Task instructions
Reproduce all entries verbatim, with nothing added or dropped.

Data extracted from a collection:
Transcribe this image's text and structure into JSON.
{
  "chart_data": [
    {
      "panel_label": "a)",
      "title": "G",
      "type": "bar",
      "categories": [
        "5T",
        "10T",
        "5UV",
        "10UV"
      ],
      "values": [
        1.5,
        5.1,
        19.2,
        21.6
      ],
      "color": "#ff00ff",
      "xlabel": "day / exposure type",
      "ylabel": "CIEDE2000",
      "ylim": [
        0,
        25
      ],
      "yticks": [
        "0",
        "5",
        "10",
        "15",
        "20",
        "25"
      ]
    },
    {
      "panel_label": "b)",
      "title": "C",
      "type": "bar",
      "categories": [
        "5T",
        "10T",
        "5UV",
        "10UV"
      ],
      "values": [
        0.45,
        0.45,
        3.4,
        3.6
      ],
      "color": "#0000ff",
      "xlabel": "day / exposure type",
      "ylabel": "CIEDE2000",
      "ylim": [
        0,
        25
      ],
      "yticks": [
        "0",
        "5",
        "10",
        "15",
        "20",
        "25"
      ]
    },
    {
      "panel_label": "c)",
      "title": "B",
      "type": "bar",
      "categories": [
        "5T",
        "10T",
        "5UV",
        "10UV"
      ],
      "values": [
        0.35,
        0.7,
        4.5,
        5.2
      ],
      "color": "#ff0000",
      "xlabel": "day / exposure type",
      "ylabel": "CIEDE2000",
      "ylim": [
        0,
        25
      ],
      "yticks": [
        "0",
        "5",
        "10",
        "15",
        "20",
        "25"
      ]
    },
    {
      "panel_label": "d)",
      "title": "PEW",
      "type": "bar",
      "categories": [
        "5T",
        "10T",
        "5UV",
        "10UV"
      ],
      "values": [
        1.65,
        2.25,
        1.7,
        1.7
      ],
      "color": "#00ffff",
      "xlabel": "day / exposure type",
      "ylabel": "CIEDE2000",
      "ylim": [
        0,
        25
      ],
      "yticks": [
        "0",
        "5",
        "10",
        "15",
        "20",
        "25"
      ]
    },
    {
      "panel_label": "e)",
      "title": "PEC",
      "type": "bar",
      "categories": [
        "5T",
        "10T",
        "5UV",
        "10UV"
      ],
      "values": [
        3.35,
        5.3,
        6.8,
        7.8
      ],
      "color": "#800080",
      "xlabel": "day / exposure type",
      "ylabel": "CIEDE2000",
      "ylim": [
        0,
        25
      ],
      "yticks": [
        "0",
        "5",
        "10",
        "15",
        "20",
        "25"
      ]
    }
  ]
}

Answer below
Transcribe this image's text and structure into JSON.
{
  "chart_data": [
    {
      "panel_label": "a)",
      "title": "G",
      "type": "bar",
      "categories": [
        "5T",
        "10T",
        "5UV",
        "10UV"
      ],
      "values": [
        1.5,
        5.1,
        19.2,
        21.6
      ],
      "color": "#ff00ff",
      "xlabel": "day / exposure type",
      "ylabel": "CIEDE2000",
      "ylim": [
        0,
        25
      ],
      "yticks": [
        "0",
        "5",
        "10",
        "15",
        "20",
        "25"
      ]
    },
    {
      "panel_label": "b)",
      "title": "C",
      "type": "bar",
      "categories": [
        "5T",
        "10T",
        "5UV",
        "10UV"
      ],
      "values": [
        0.45,
        0.45,
        3.4,
        3.6
      ],
      "color": "#0000ff",
      "xlabel": "day / exposure type",
      "ylabel": "CIEDE2000",
      "ylim": [
        0,
        25
      ],
      "yticks": [
        "0",
        "5",
        "10",
        "15",
        "20",
        "25"
      ]
    },
    {
      "panel_label": "c)",
      "title": "B",
      "type": "bar",
      "categories": [
        "5T",
        "10T",
        "5UV",
        "10UV"
      ],
      "values": [
        0.35,
        0.7,
        4.5,
        5.2
      ],
      "color": "#ff0000",
      "xlabel": "day / exposure type",
      "ylabel": "CIEDE2000",
      "ylim": [
        0,
        25
      ],
      "yticks": [
        "0",
        "5",
        "10",
        "15",
        "20",
        "25"
      ]
    },
    {
      "panel_label": "d)",
      "title": "PEW",
      "type": "bar",
      "categories": [
        "5T",
        "10T",
        "5UV",
        "10UV"
      ],
      "values": [
        1.65,
        2.25,
        1.7,
        1.7
      ],
      "color": "#00ffff",
      "xlabel": "day / exposure type",
      "ylabel": "CIEDE2000",
      "ylim": [
        0,
        25
      ],
      "yticks": [
        "0",
        "5",
        "10",
        "15",
        "20",
        "25"
      ]
    },
    {
      "panel_label": "e)",
      "title": "PEC",
      "type": "bar",
      "categories": [
        "5T",
        "10T",
        "5UV",
        "10UV"
      ],
      "values": [
        3.35,
        5.3,
        6.8,
        7.8
      ],
      "color": "#800080",
      "xlabel": "day / exposure type",
      "ylabel": "CIEDE2000",
      "ylim": [
        0,
        25
      ],
      "yticks": [
        "0",
        "5",
        "10",
        "15",
        "20",
        "25"
      ]
    }
  ]
}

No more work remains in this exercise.